Stated problem: Where does the string "using" appear in the records? Copy every line that contains it.
--- Start ---
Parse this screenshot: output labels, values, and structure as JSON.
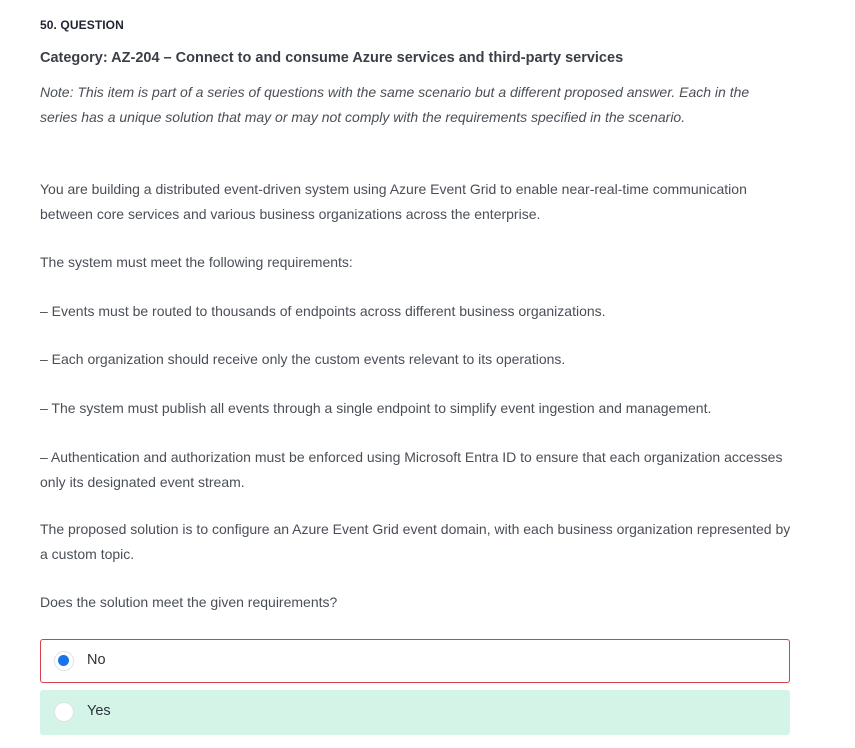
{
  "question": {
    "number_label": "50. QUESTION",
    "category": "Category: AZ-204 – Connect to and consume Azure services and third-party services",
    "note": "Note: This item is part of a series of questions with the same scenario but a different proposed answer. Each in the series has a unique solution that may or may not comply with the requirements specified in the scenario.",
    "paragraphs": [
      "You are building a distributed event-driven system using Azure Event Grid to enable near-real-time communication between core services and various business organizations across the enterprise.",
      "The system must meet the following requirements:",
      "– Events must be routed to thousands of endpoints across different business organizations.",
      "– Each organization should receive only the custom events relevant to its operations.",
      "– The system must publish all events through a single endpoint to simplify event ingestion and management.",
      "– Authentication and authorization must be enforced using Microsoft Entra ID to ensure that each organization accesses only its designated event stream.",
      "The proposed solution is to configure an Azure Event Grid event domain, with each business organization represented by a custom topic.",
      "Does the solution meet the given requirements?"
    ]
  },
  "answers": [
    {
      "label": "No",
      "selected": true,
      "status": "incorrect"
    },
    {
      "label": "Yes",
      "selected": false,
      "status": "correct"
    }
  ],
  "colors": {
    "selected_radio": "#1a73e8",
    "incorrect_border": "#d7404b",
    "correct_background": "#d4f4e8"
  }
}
--- End ---
--- Start ---
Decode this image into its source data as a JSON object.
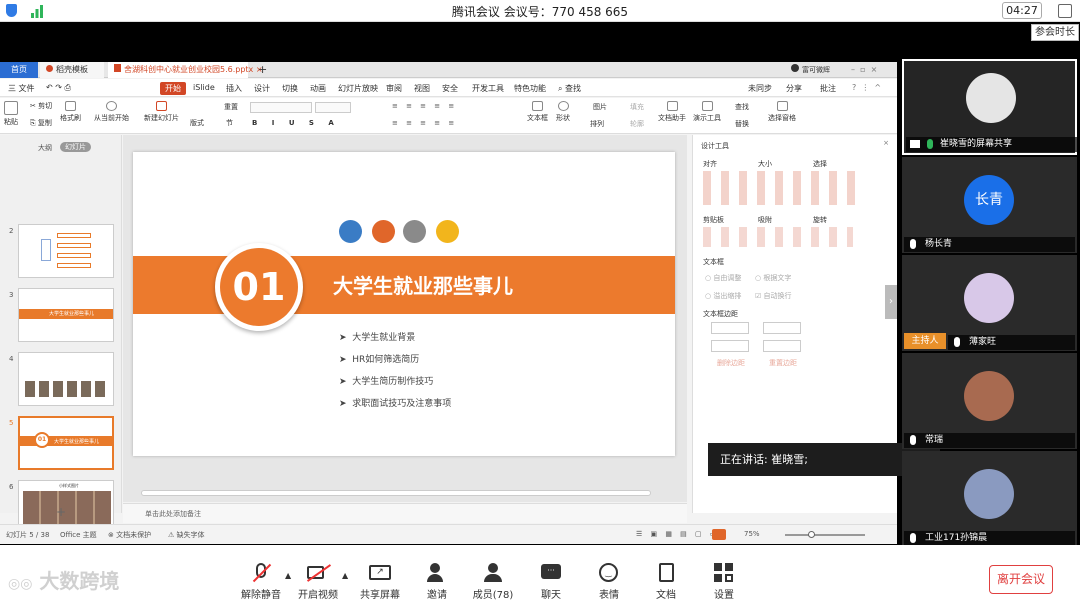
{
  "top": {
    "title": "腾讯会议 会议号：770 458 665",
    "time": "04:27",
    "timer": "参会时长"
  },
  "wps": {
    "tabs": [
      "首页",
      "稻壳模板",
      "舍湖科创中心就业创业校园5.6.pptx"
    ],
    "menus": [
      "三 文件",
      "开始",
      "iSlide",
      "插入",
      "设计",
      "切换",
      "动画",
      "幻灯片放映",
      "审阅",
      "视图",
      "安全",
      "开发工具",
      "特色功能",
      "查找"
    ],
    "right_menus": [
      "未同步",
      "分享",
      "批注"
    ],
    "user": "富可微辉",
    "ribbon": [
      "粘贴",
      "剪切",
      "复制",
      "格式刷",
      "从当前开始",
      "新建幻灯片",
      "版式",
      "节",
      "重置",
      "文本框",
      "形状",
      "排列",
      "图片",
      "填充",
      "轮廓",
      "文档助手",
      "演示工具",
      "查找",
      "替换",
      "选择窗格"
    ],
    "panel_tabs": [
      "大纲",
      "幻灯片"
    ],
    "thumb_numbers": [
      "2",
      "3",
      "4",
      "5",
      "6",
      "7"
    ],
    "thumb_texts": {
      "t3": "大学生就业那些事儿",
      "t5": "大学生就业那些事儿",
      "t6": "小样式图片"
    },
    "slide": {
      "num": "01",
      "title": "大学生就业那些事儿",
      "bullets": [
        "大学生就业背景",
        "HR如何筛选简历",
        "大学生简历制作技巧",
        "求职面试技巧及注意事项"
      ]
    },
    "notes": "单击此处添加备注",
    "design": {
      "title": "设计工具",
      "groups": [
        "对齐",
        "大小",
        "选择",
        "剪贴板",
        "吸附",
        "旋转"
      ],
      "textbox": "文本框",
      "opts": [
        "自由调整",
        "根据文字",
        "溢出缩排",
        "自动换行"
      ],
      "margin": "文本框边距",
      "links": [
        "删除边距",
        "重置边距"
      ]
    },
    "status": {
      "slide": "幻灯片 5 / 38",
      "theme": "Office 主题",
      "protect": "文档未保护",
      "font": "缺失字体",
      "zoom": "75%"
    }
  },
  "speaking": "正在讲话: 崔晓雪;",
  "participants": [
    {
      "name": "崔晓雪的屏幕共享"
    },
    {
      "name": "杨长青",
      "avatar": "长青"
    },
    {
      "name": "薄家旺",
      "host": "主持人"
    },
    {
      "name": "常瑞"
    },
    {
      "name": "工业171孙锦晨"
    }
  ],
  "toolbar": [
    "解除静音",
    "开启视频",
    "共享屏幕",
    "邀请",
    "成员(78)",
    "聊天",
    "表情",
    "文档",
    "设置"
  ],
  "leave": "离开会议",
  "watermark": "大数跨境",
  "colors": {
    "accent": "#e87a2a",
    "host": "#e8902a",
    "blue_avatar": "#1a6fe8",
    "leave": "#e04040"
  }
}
--- End ---
Full answer:
      "You are building a distributed event-driven system using Azure Event Grid to enable near-real-time communication between core services and various business organizations across the enterprise.",
      "– Authentication and authorization must be enforced using Microsoft Entra ID to ensure that each organization accesses only its designated event stream.",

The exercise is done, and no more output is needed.